╭─ Data for this exercise

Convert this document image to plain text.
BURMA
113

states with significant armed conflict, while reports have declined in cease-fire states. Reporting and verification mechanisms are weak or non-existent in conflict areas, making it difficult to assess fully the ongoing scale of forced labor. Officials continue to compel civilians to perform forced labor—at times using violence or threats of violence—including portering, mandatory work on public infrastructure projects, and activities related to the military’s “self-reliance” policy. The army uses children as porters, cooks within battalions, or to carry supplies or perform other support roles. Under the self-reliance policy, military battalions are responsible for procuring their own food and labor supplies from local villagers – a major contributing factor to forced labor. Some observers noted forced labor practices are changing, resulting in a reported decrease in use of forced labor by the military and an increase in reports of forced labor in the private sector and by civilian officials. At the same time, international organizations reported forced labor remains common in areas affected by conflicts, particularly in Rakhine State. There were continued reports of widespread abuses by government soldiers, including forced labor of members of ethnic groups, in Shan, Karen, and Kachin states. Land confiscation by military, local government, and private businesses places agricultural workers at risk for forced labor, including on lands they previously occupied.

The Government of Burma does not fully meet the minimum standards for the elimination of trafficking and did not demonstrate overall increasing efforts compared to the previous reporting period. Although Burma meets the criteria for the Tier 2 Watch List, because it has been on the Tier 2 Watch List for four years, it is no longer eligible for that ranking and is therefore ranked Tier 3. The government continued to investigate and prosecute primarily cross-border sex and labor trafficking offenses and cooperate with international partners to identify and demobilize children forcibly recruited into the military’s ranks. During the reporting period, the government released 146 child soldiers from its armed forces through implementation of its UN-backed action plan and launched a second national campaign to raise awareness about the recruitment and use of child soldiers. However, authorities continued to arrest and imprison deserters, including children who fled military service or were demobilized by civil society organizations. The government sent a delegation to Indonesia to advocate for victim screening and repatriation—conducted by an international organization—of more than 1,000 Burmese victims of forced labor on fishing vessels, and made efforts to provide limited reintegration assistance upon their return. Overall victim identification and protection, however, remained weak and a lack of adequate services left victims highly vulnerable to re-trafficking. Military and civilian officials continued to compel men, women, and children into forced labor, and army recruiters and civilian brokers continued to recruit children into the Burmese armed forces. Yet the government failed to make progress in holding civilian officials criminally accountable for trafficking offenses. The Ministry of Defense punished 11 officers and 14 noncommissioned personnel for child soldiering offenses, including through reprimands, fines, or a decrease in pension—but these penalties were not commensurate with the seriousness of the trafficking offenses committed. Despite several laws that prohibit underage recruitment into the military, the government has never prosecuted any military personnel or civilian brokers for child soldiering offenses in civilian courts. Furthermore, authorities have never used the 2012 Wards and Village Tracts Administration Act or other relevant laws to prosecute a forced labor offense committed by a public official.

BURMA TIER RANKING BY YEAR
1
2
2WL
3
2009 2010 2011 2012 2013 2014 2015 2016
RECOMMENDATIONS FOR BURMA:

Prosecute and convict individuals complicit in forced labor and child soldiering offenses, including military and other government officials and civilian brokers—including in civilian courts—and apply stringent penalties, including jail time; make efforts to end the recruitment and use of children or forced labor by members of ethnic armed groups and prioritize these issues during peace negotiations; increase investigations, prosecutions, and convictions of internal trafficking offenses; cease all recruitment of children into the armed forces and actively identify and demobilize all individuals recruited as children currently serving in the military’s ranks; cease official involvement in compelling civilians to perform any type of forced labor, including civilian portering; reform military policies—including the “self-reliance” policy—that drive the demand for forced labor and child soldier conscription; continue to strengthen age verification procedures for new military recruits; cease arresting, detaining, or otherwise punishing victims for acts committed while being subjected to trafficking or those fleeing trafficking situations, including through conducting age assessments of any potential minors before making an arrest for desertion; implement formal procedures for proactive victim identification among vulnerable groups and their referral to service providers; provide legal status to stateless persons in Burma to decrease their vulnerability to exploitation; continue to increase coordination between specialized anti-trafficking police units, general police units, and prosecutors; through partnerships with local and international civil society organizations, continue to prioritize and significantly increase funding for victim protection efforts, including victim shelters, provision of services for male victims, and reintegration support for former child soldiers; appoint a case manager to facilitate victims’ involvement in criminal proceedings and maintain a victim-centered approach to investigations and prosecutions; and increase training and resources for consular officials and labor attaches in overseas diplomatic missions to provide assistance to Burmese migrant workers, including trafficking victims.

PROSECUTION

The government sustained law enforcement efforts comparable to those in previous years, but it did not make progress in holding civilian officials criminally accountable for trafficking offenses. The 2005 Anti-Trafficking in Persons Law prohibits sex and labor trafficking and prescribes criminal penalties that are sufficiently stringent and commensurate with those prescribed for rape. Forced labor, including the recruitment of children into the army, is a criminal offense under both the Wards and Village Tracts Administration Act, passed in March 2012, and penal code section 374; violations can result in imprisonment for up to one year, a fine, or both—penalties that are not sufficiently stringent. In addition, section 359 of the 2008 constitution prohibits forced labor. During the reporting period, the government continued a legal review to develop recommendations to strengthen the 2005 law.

╰─

— Your instructions —
Your task is to print the whole listing again exactly.

— The result —
Convert this document image to plain text.
BURMA
113

states with significant armed conflict, while reports have declined in cease-fire states. Reporting and verification mechanisms are weak or non-existent in conflict areas, making it difficult to assess fully the ongoing scale of forced labor. Officials continue to compel civilians to perform forced labor—at times using violence or threats of violence—including portering, mandatory work on public infrastructure projects, and activities related to the military’s “self-reliance” policy. The army uses children as porters, cooks within battalions, or to carry supplies or perform other support roles. Under the self-reliance policy, military battalions are responsible for procuring their own food and labor supplies from local villagers – a major contributing factor to forced labor. Some observers noted forced labor practices are changing, resulting in a reported decrease in use of forced labor by the military and an increase in reports of forced labor in the private sector and by civilian officials. At the same time, international organizations reported forced labor remains common in areas affected by conflicts, particularly in Rakhine State. There were continued reports of widespread abuses by government soldiers, including forced labor of members of ethnic groups, in Shan, Karen, and Kachin states. Land confiscation by military, local government, and private businesses places agricultural workers at risk for forced labor, including on lands they previously occupied.

The Government of Burma does not fully meet the minimum standards for the elimination of trafficking and did not demonstrate overall increasing efforts compared to the previous reporting period. Although Burma meets the criteria for the Tier 2 Watch List, because it has been on the Tier 2 Watch List for four years, it is no longer eligible for that ranking and is therefore ranked Tier 3. The government continued to investigate and prosecute primarily cross-border sex and labor trafficking offenses and cooperate with international partners to identify and demobilize children forcibly recruited into the military’s ranks. During the reporting period, the government released 146 child soldiers from its armed forces through implementation of its UN-backed action plan and launched a second national campaign to raise awareness about the recruitment and use of child soldiers. However, authorities continued to arrest and imprison deserters, including children who fled military service or were demobilized by civil society organizations. The government sent a delegation to Indonesia to advocate for victim screening and repatriation—conducted by an international organization—of more than 1,000 Burmese victims of forced labor on fishing vessels, and made efforts to provide limited reintegration assistance upon their return. Overall victim identification and protection, however, remained weak and a lack of adequate services left victims highly vulnerable to re-trafficking. Military and civilian officials continued to compel men, women, and children into forced labor, and army recruiters and civilian brokers continued to recruit children into the Burmese armed forces. Yet the government failed to make progress in holding civilian officials criminally accountable for trafficking offenses. The Ministry of Defense punished 11 officers and 14 noncommissioned personnel for child soldiering offenses, including through reprimands, fines, or a decrease in pension—but these penalties were not commensurate with the seriousness of the trafficking offenses committed. Despite several laws that prohibit underage recruitment into the military, the government has never prosecuted any military personnel or civilian brokers for child soldiering offenses in civilian courts. Furthermore, authorities have never used the 2012 Wards and Village Tracts Administration Act or other relevant laws to prosecute a forced labor offense committed by a public official.

BURMA TIER RANKING BY YEAR
1
2
2WL
3
2009 2010 2011 2012 2013 2014 2015 2016
RECOMMENDATIONS FOR BURMA:

Prosecute and convict individuals complicit in forced labor and child soldiering offenses, including military and other government officials and civilian brokers—including in civilian courts—and apply stringent penalties, including jail time; make efforts to end the recruitment and use of children or forced labor by members of ethnic armed groups and prioritize these issues during peace negotiations; increase investigations, prosecutions, and convictions of internal trafficking offenses; cease all recruitment of children into the armed forces and actively identify and demobilize all individuals recruited as children currently serving in the military’s ranks; cease official involvement in compelling civilians to perform any type of forced labor, including civilian portering; reform military policies—including the “self-reliance” policy—that drive the demand for forced labor and child soldier conscription; continue to strengthen age verification procedures for new military recruits; cease arresting, detaining, or otherwise punishing victims for acts committed while being subjected to trafficking or those fleeing trafficking situations, including through conducting age assessments of any potential minors before making an arrest for desertion; implement formal procedures for proactive victim identification among vulnerable groups and their referral to service providers; provide legal status to stateless persons in Burma to decrease their vulnerability to exploitation; continue to increase coordination between specialized anti-trafficking police units, general police units, and prosecutors; through partnerships with local and international civil society organizations, continue to prioritize and significantly increase funding for victim protection efforts, including victim shelters, provision of services for male victims, and reintegration support for former child soldiers; appoint a case manager to facilitate victims’ involvement in criminal proceedings and maintain a victim-centered approach to investigations and prosecutions; and increase training and resources for consular officials and labor attaches in overseas diplomatic missions to provide assistance to Burmese migrant workers, including trafficking victims.

PROSECUTION

The government sustained law enforcement efforts comparable to those in previous years, but it did not make progress in holding civilian officials criminally accountable for trafficking offenses. The 2005 Anti-Trafficking in Persons Law prohibits sex and labor trafficking and prescribes criminal penalties that are sufficiently stringent and commensurate with those prescribed for rape. Forced labor, including the recruitment of children into the army, is a criminal offense under both the Wards and Village Tracts Administration Act, passed in March 2012, and penal code section 374; violations can result in imprisonment for up to one year, a fine, or both—penalties that are not sufficiently stringent. In addition, section 359 of the 2008 constitution prohibits forced labor. During the reporting period, the government continued a legal review to develop recommendations to strengthen the 2005 law.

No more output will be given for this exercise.